_WRITTEN INSTRUCTION_:
Pull out every line below containing the word "JSON".

[Stored records]
::::::::::

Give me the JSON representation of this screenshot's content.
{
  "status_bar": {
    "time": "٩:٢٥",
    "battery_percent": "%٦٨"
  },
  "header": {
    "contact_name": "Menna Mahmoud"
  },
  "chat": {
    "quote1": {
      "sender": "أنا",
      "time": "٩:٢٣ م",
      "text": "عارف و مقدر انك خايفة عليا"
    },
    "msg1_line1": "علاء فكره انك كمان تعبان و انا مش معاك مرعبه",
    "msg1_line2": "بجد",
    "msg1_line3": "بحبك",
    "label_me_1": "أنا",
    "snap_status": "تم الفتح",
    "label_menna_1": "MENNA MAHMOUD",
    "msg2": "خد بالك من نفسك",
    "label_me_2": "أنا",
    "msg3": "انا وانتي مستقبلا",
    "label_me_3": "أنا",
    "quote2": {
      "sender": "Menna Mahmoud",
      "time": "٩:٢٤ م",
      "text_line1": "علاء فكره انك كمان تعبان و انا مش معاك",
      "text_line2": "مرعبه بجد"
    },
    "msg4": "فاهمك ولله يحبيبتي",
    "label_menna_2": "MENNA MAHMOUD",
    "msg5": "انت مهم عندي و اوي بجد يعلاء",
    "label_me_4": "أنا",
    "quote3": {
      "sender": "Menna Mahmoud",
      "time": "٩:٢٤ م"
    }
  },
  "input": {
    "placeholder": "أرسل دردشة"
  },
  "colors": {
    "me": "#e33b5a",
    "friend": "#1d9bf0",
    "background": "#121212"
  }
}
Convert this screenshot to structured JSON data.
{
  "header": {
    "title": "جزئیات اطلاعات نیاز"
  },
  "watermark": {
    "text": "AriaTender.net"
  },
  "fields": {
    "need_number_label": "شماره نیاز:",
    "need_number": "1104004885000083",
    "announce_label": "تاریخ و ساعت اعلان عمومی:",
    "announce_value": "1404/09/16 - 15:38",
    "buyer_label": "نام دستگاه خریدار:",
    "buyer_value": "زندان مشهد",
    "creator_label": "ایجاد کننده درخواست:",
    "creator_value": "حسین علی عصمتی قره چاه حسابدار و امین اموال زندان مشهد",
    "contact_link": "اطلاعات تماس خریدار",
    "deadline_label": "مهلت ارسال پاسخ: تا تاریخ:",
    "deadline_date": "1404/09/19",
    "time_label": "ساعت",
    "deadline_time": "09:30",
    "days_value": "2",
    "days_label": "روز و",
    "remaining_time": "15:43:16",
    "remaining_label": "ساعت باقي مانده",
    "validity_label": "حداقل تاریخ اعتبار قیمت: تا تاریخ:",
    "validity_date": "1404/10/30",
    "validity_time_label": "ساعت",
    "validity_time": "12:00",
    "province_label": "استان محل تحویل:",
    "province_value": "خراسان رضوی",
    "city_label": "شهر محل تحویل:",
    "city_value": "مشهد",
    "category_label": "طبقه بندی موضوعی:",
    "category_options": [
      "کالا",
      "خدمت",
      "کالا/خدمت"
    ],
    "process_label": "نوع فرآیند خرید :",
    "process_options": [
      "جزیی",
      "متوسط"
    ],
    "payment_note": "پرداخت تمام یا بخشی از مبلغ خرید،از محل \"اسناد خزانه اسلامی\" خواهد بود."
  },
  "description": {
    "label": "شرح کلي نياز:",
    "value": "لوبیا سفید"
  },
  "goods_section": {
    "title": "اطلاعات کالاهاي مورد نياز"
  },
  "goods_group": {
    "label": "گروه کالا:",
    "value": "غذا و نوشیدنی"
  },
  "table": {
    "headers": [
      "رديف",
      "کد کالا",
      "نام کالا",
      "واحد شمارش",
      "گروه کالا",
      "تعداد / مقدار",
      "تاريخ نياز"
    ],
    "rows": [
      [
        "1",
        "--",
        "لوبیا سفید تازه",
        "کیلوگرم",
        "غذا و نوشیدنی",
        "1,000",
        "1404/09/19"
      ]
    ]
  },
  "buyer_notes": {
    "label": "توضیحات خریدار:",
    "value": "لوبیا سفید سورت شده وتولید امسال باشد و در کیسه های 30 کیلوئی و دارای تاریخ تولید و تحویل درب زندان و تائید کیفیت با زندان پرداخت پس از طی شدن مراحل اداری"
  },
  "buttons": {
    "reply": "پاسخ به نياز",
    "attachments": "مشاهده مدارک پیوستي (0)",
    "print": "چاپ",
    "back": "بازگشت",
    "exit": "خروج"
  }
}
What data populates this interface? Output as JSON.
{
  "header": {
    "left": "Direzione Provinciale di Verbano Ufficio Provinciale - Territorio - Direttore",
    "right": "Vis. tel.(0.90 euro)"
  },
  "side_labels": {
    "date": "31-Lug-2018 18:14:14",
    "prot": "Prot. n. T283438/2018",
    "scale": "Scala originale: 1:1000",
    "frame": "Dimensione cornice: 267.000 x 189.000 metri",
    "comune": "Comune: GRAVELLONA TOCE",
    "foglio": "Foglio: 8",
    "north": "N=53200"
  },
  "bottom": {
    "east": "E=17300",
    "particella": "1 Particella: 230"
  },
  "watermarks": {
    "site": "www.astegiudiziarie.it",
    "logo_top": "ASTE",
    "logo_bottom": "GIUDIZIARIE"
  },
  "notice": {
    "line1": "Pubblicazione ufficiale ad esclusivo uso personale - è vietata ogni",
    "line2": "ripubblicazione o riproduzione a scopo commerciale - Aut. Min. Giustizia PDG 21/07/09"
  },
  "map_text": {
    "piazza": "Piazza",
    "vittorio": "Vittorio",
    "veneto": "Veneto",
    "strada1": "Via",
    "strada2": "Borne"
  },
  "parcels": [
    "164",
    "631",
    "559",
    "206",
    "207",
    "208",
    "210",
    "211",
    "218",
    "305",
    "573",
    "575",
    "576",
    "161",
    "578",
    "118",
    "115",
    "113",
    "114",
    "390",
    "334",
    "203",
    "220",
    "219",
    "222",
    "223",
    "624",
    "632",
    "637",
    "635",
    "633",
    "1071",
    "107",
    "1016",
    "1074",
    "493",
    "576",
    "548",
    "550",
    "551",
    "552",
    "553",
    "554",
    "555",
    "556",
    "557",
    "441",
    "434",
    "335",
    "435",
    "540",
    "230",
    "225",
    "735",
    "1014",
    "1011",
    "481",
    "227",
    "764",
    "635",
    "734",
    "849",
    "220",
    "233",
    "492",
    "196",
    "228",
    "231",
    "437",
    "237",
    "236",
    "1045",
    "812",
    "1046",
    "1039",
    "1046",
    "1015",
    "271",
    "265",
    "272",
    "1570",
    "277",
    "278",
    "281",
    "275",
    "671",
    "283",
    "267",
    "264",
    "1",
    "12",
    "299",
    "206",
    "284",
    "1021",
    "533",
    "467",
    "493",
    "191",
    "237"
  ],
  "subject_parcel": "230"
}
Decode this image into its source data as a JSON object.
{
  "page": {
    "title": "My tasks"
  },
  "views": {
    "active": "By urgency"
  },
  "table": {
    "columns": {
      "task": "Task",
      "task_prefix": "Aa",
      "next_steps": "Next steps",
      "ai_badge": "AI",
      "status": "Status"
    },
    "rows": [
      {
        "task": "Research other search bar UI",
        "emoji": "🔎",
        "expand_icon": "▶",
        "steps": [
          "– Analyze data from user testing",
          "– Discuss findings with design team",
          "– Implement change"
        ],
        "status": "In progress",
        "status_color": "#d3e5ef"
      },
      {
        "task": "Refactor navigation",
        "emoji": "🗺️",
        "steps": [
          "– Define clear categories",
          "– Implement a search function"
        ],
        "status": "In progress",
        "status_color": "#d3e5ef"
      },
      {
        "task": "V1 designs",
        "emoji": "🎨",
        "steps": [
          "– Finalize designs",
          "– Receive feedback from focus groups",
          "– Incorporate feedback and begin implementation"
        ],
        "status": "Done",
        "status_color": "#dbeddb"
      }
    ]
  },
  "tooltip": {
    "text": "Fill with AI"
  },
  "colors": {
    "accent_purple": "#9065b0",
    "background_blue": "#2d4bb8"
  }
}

::::::::::

_RESPONSE FOR THIS EXERCISE_:
Give me the JSON representation of this screenshot's content.
Convert this screenshot to structured JSON data.
What data populates this interface? Output as JSON.
Decode this image into its source data as a JSON object.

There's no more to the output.